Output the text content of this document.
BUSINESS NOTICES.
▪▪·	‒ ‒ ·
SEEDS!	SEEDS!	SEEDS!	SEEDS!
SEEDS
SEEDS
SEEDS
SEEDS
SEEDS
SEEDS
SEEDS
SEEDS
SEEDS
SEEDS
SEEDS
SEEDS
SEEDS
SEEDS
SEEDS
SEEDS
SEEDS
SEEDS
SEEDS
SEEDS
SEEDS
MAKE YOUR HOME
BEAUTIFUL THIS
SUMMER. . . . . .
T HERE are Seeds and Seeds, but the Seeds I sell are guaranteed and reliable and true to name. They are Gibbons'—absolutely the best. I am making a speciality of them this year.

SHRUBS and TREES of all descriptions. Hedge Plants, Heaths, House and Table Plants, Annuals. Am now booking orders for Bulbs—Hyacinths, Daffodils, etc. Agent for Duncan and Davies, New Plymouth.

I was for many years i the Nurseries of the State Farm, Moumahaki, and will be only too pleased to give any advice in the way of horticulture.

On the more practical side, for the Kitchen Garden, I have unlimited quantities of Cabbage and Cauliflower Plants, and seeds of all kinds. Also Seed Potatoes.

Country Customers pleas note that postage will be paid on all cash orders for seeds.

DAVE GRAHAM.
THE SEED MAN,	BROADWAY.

━━━━

**Required work:**
Going through the data, tally the lines containing "orders" and report only the result.

**Problem solution:**
2